Stated task: Every line of the data that contains the string "lists" must be copied.

☆ ☆ ☆ ☆

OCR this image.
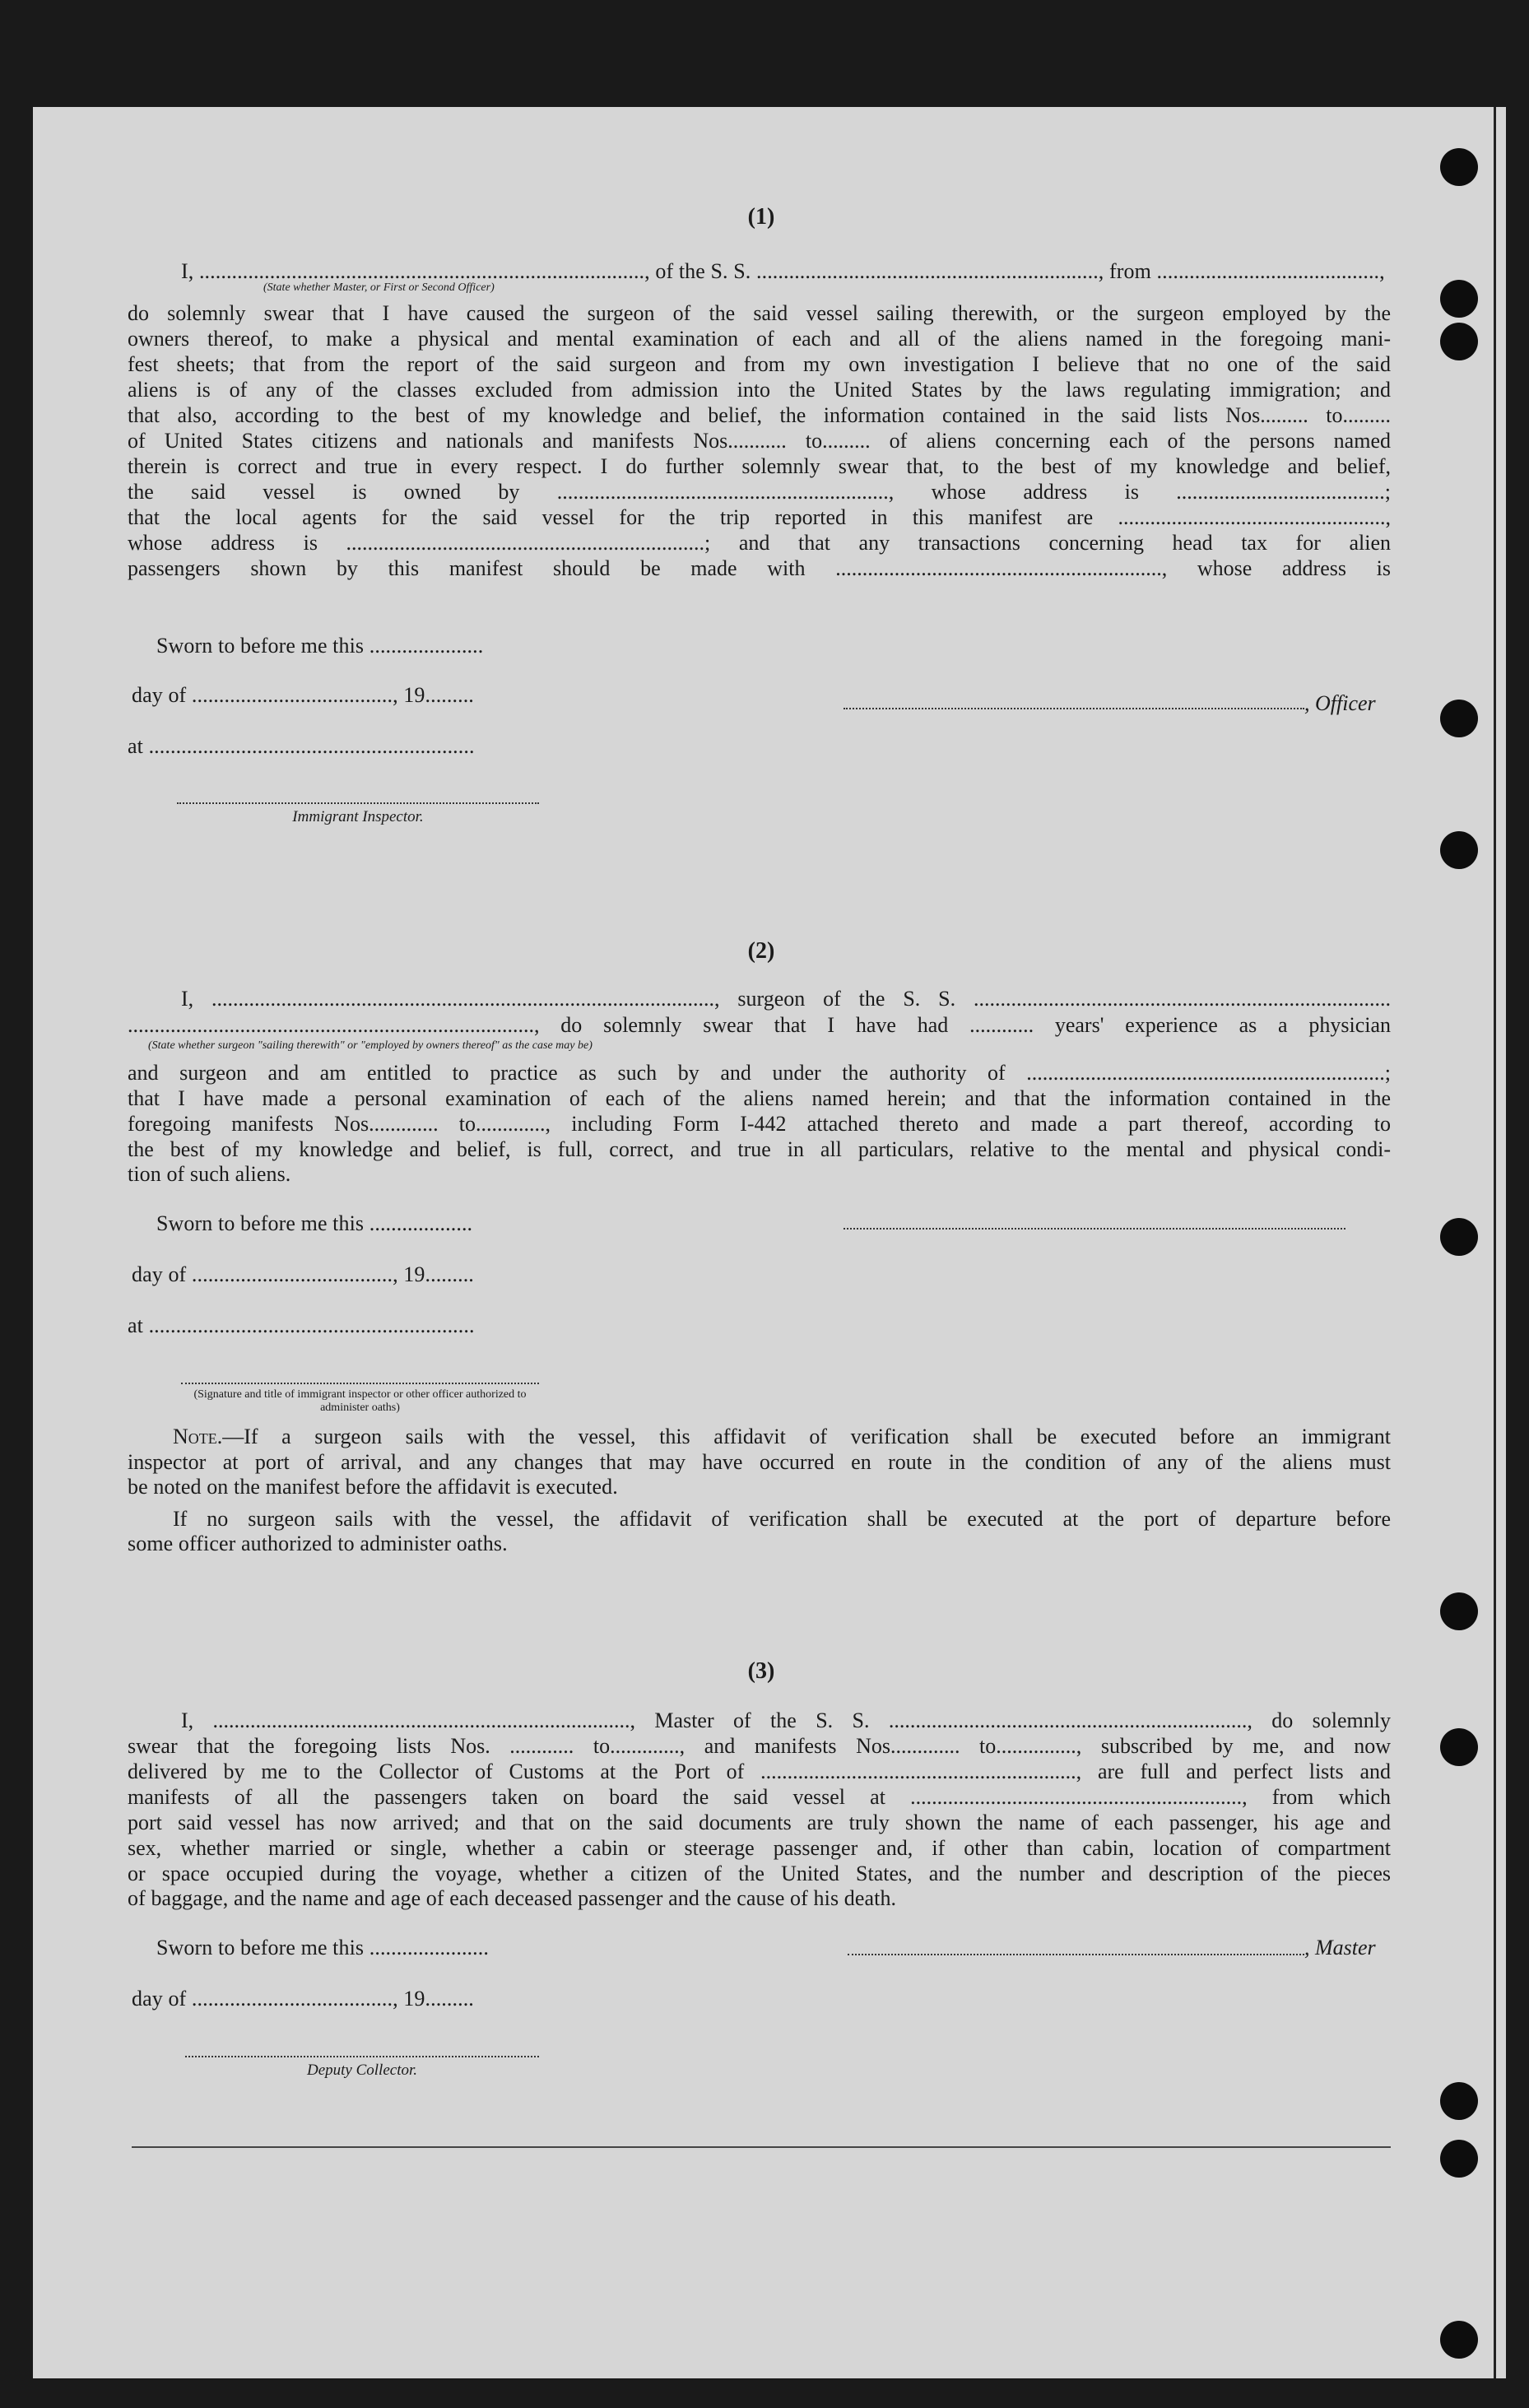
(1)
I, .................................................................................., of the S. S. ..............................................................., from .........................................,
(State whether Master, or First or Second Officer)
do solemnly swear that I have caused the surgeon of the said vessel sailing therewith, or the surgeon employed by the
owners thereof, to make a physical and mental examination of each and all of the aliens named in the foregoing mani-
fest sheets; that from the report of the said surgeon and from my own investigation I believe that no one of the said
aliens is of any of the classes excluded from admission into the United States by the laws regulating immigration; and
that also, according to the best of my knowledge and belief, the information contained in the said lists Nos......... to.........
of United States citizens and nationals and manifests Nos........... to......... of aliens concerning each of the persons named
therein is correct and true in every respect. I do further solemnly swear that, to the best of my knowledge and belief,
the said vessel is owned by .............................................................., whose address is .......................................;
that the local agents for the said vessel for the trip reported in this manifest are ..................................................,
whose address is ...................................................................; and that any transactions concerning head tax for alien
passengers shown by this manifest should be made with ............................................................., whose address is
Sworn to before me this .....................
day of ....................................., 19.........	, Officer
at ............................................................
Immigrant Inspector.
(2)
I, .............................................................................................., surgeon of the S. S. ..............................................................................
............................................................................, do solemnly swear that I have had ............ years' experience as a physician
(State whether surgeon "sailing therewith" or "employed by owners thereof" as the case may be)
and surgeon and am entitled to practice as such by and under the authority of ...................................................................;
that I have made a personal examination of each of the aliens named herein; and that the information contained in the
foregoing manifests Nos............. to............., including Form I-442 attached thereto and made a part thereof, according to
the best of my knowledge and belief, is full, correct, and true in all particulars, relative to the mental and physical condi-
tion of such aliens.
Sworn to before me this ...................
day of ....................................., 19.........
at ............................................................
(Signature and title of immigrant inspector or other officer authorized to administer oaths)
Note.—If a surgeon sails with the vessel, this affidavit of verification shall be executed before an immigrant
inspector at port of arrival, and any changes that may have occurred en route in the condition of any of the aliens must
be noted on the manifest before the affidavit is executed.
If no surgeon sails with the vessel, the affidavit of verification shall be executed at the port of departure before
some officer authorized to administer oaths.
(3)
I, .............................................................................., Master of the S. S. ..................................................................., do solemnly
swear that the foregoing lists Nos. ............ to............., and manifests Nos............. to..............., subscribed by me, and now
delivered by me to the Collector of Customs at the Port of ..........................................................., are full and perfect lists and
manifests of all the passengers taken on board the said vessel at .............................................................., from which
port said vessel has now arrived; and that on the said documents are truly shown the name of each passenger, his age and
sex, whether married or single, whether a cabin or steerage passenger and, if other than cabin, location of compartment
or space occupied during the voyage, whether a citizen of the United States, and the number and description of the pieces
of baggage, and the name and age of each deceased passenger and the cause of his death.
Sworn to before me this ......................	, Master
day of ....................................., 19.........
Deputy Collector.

☆ ☆ ☆ ☆

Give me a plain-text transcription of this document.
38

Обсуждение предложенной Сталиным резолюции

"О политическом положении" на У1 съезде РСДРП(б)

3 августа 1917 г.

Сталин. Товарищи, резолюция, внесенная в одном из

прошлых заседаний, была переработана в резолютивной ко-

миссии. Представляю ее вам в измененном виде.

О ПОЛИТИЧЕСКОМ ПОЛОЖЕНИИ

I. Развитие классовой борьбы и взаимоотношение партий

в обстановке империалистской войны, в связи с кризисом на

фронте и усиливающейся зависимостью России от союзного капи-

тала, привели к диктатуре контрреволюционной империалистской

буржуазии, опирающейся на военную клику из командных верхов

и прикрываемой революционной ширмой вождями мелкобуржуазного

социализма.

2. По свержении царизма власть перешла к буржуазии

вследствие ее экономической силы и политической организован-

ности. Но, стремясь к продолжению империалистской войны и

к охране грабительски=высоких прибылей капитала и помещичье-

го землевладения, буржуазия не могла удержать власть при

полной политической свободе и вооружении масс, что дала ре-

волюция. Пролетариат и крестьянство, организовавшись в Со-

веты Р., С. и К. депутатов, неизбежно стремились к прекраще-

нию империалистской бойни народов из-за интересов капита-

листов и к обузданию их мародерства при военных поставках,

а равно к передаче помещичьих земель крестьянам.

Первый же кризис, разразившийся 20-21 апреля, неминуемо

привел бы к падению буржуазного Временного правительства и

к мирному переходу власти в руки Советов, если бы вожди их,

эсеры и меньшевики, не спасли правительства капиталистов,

☆ ☆ ☆ ☆

Exercise output:
that also, according to the best of my knowledge and belief, the information contained in the said lists Nos......... to.........
swear that the foregoing lists Nos. ............ to............., and manifests Nos............. to..............., subscribed by me, and now
delivered by me to the Collector of Customs at the Port of ..........................................................., are full and perfect lists and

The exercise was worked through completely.